## The request
Where does the string "energy" appear in the records? Copy every line that contains it.

------ Listed entries

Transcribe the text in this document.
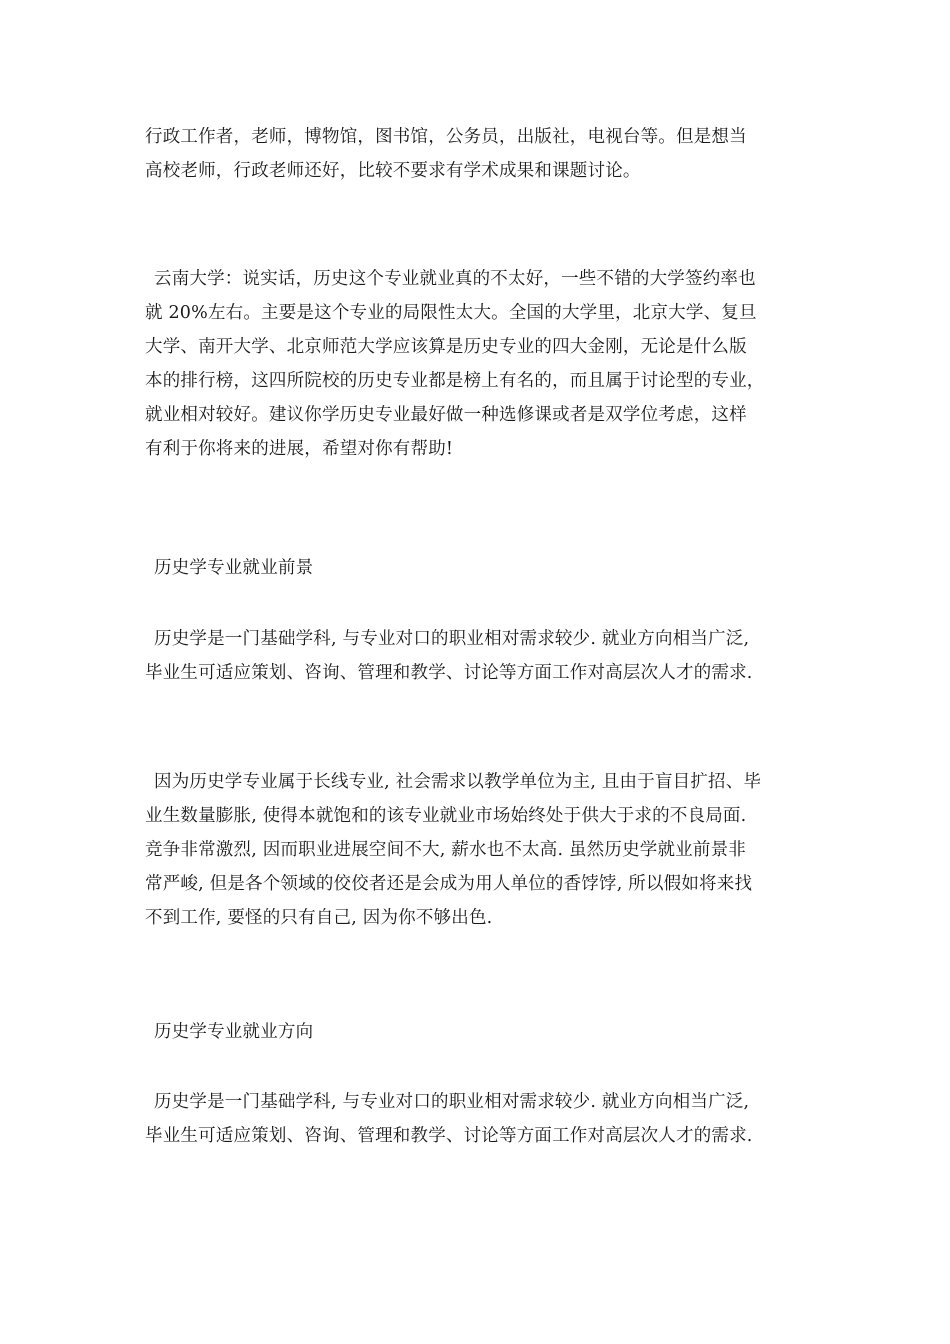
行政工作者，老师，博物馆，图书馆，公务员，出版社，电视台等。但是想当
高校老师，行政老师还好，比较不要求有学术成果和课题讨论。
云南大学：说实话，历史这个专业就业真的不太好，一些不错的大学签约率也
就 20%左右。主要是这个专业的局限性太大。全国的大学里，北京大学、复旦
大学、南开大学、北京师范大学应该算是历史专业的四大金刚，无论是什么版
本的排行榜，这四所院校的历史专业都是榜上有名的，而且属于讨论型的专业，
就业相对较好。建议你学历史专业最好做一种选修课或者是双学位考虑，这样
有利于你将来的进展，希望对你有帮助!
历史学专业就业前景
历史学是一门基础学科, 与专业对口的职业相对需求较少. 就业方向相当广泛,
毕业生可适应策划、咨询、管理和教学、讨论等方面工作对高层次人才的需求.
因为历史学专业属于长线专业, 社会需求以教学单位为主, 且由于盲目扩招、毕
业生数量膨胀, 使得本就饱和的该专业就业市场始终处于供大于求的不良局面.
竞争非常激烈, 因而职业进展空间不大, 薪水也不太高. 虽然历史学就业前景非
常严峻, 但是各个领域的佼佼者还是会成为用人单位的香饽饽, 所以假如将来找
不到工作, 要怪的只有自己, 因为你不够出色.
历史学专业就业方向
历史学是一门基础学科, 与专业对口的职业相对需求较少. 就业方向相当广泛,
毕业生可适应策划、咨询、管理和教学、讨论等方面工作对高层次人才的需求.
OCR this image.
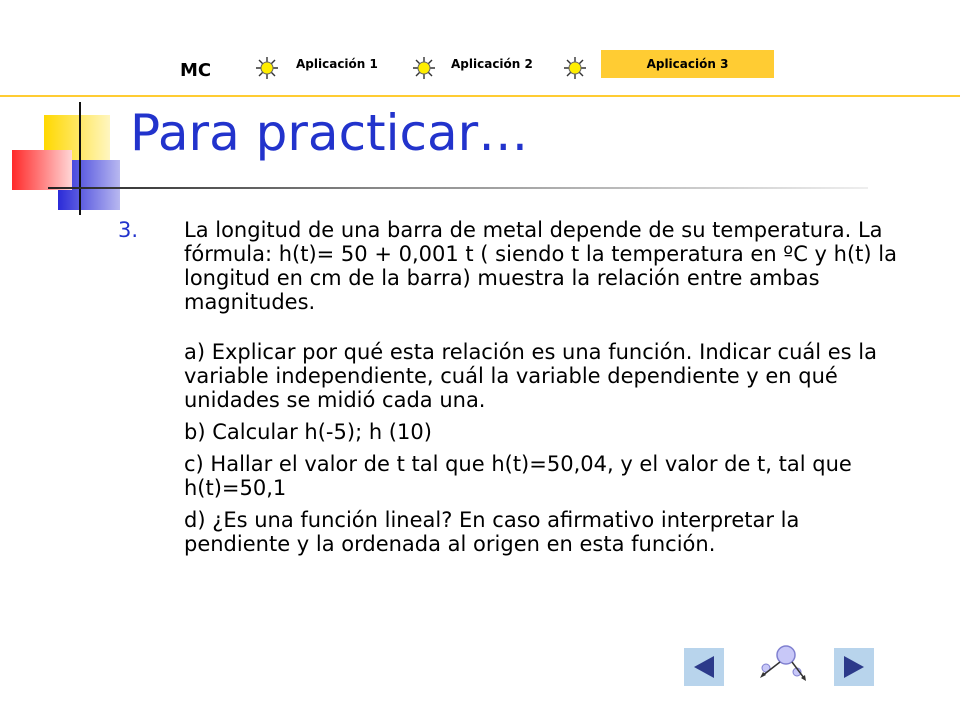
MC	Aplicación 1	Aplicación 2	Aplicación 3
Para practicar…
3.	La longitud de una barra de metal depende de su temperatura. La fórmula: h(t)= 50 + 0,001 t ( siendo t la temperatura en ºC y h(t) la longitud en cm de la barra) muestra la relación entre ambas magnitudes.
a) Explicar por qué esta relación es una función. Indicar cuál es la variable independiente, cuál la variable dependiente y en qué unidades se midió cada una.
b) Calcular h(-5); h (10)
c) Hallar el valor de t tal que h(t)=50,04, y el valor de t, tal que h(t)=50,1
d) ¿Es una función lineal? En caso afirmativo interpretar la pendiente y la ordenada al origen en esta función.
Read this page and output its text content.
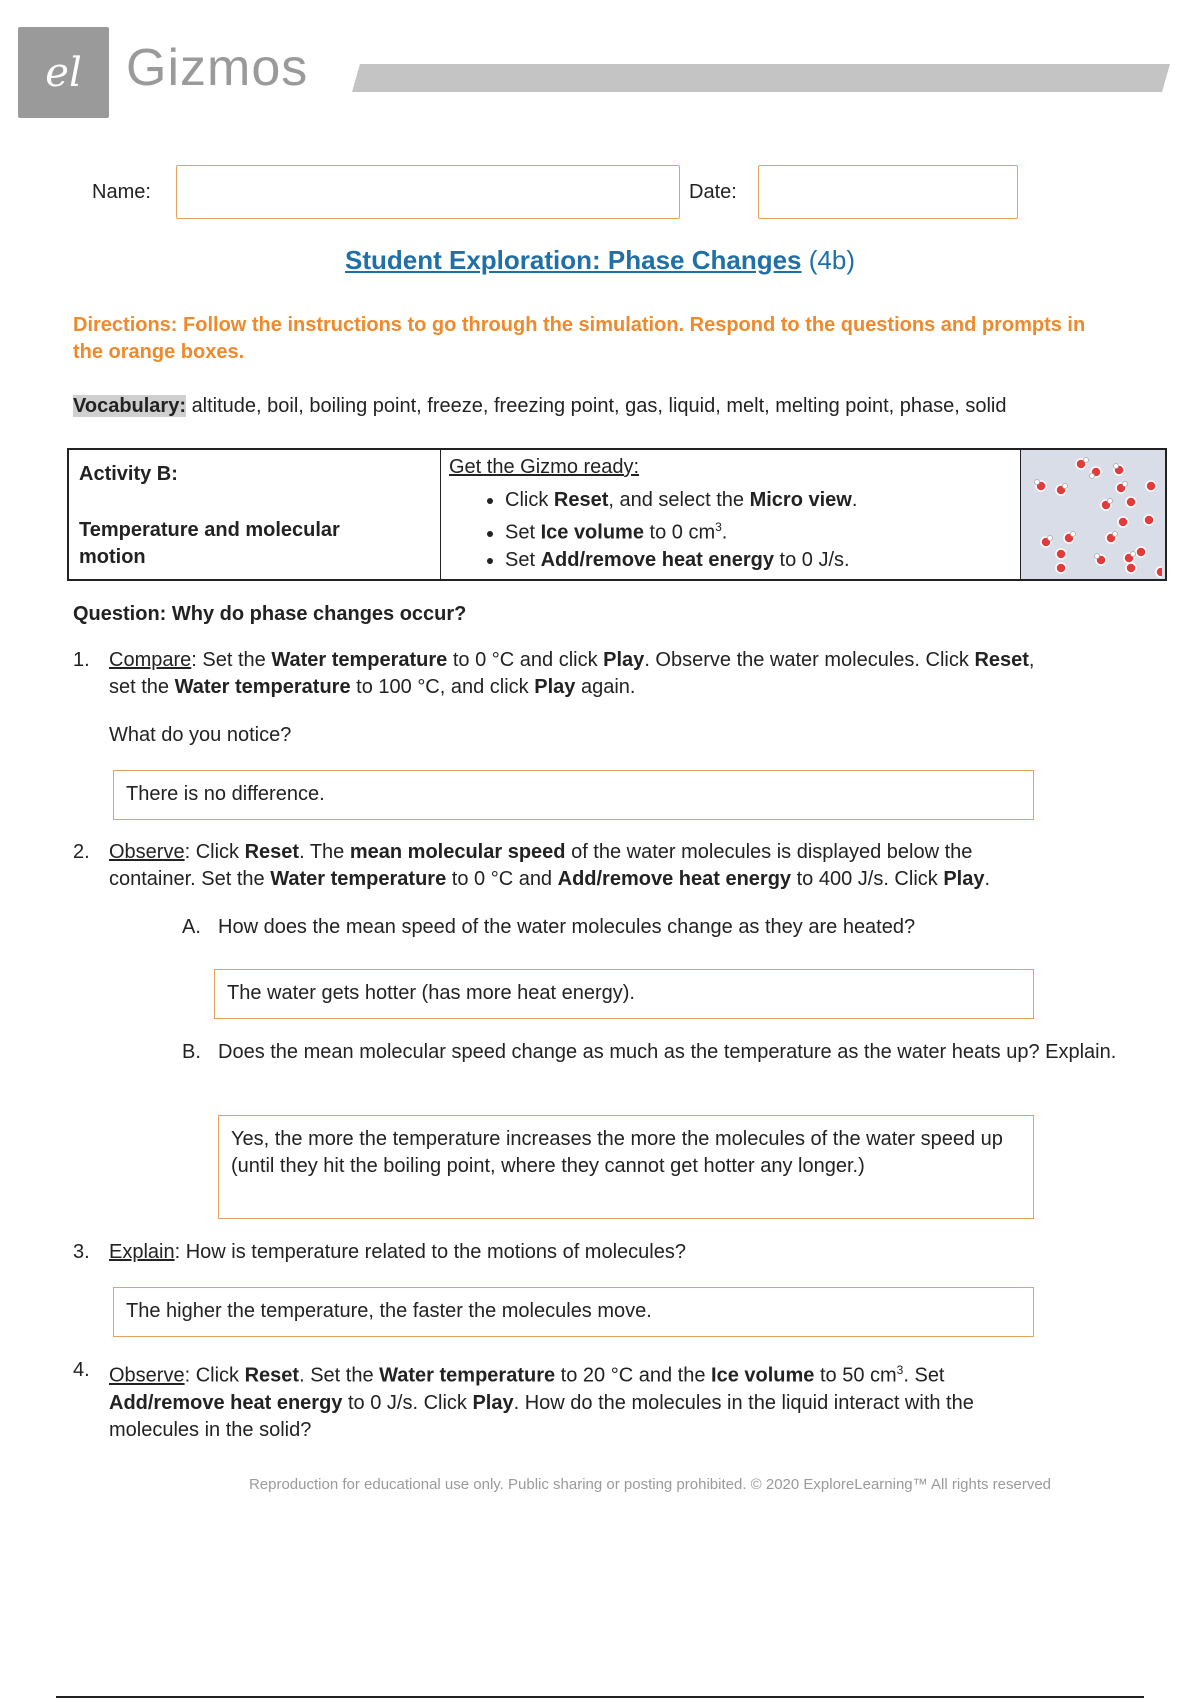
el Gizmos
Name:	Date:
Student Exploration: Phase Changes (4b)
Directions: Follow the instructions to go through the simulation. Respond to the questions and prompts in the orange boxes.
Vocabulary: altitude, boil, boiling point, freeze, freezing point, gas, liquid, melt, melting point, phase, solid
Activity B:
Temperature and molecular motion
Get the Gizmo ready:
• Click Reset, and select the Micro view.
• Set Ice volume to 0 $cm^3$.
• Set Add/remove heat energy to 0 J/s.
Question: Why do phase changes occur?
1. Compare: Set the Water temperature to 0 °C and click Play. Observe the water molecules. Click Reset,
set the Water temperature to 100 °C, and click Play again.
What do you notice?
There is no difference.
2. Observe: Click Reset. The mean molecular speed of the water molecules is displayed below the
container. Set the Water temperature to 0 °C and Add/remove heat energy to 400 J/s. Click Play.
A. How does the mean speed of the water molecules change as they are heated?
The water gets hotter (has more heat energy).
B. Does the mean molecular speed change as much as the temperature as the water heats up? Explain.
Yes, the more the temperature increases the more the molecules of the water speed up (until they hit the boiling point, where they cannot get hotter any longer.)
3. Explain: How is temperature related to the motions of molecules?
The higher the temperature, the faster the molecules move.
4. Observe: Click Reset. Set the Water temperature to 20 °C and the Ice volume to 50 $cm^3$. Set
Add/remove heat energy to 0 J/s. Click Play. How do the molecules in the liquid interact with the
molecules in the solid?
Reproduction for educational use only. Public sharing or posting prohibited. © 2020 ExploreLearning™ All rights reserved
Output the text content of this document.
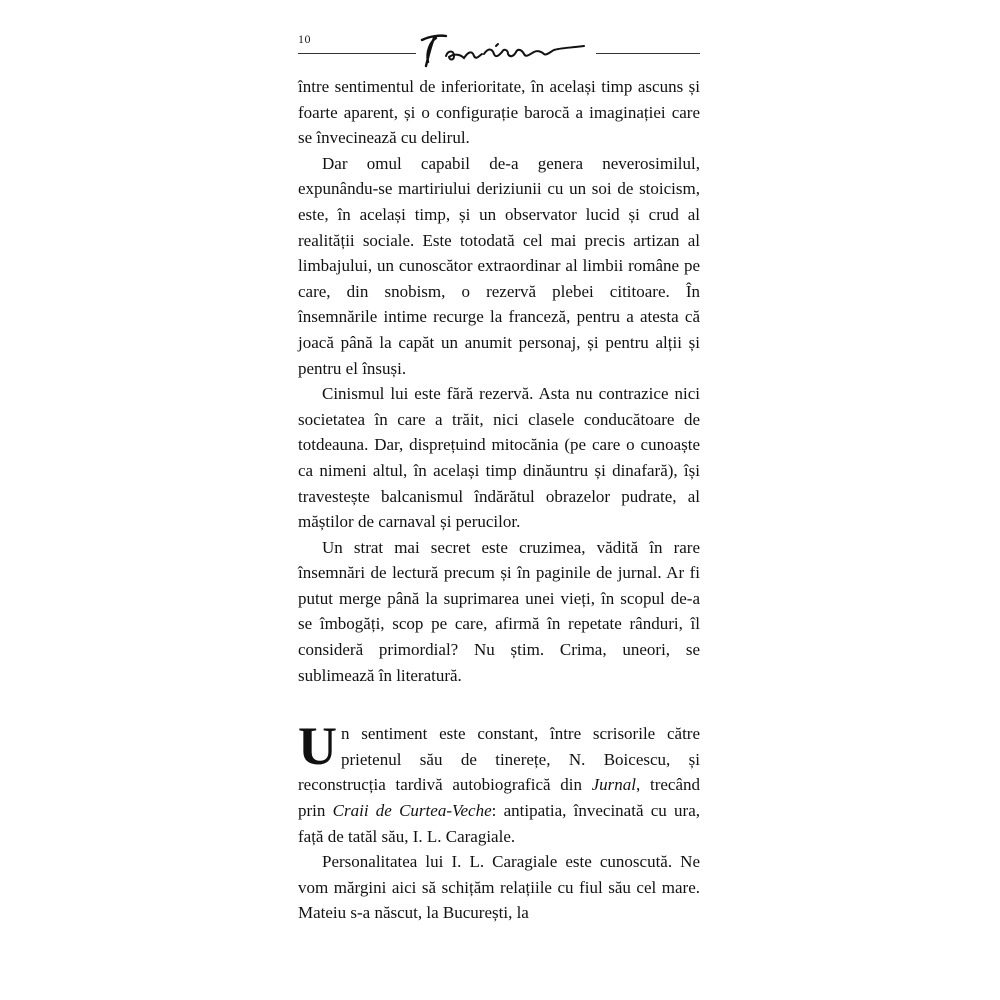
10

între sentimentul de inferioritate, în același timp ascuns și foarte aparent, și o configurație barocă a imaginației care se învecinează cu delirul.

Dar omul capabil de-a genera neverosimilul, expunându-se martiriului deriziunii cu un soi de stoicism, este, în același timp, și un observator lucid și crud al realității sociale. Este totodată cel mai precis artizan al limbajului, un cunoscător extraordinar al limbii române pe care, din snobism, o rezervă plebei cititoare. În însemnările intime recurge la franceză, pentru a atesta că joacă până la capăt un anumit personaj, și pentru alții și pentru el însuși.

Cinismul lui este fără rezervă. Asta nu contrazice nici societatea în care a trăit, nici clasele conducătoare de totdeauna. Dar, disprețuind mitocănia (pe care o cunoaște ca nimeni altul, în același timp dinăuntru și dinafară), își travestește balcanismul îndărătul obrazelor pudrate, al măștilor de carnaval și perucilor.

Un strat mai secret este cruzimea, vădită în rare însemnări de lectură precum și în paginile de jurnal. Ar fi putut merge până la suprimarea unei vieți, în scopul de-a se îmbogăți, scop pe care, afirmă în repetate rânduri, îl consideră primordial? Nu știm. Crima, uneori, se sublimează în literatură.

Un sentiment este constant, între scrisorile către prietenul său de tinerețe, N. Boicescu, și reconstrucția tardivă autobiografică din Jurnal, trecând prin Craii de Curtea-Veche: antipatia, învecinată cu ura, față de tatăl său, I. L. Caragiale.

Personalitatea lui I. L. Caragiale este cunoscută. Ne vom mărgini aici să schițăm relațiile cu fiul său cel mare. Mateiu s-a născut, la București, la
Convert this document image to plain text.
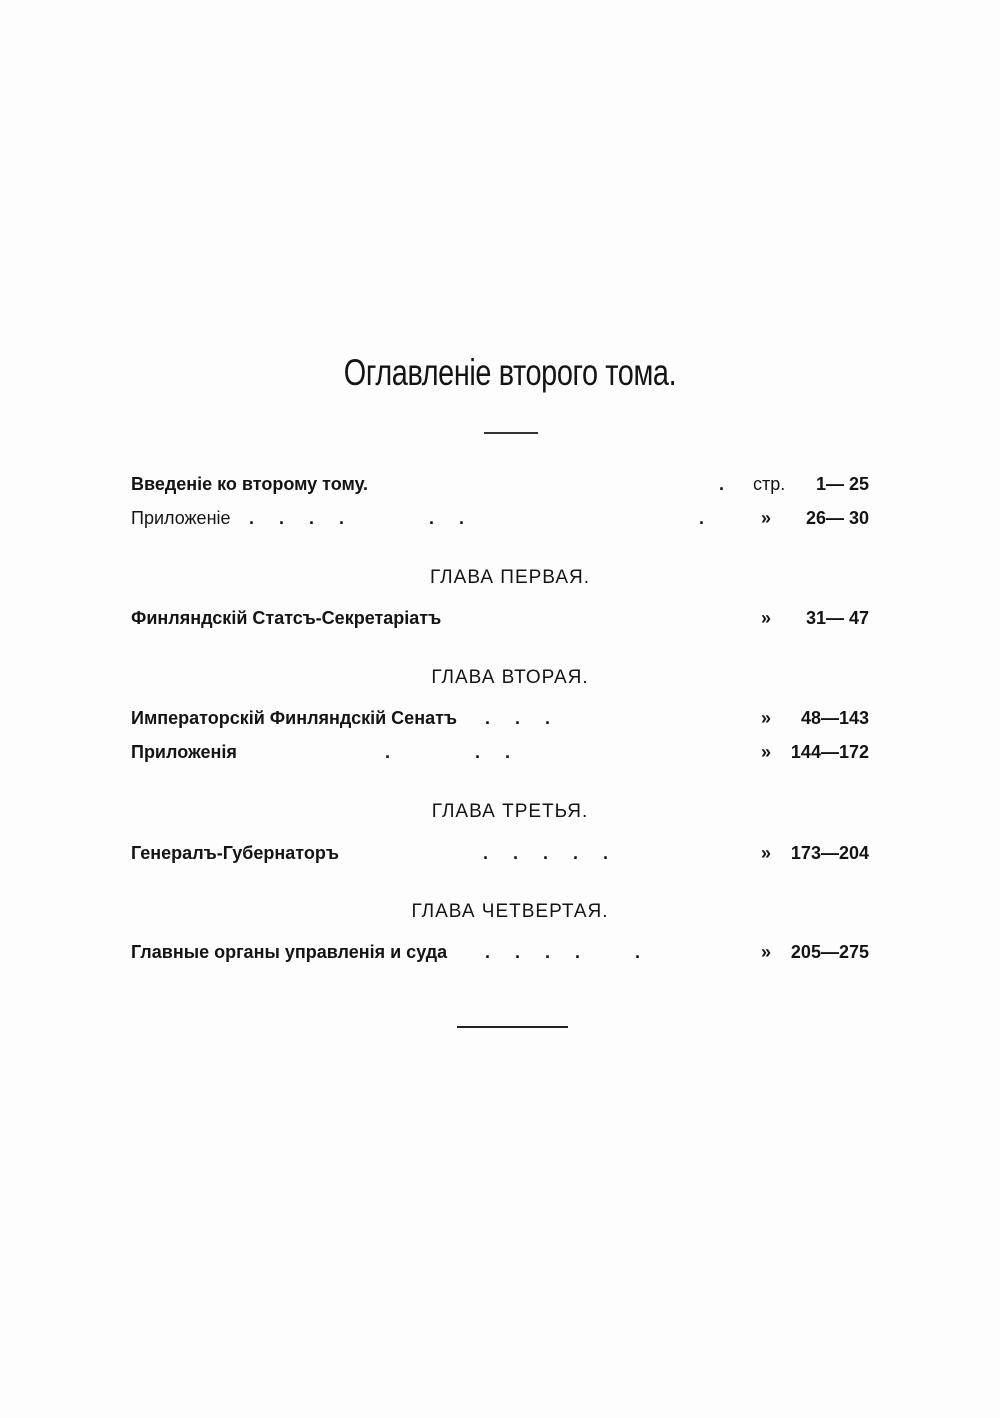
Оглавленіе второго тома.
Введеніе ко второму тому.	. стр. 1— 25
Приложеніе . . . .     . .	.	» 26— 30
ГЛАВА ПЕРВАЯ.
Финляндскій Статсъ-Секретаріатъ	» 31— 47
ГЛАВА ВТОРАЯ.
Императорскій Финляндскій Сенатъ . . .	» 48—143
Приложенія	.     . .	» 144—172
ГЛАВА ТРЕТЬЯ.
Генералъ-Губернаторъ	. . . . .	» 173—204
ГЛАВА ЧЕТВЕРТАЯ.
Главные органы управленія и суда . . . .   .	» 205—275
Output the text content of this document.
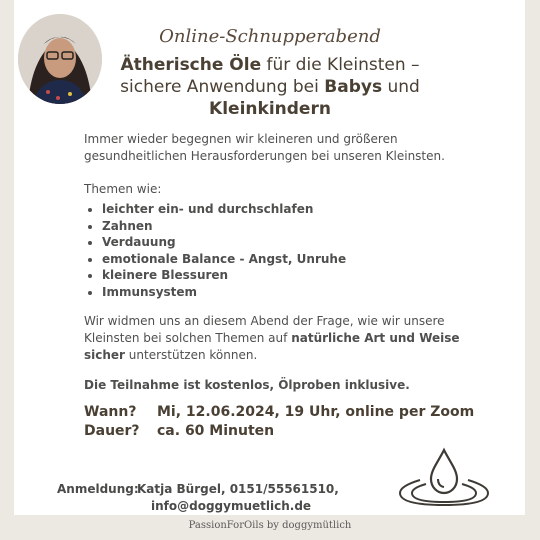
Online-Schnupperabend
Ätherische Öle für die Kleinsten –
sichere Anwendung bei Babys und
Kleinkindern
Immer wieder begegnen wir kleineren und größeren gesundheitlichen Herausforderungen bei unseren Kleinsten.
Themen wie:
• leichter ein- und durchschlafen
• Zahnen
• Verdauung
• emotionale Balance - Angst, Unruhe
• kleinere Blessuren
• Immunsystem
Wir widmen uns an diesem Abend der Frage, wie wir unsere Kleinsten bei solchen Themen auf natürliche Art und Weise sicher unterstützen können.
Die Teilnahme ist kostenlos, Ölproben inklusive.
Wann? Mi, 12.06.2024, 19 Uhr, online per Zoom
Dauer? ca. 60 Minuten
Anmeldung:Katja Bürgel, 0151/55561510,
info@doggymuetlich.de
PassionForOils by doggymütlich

------------

## Exercise result
• Set Add/remove heat energy to 0 J/s.
container. Set the Water temperature to 0 °C and Add/remove heat energy to 400 J/s. Click Play.
The water gets hotter (has more heat energy).
Add/remove heat energy to 0 J/s. Click Play. How do the molecules in the liquid interact with the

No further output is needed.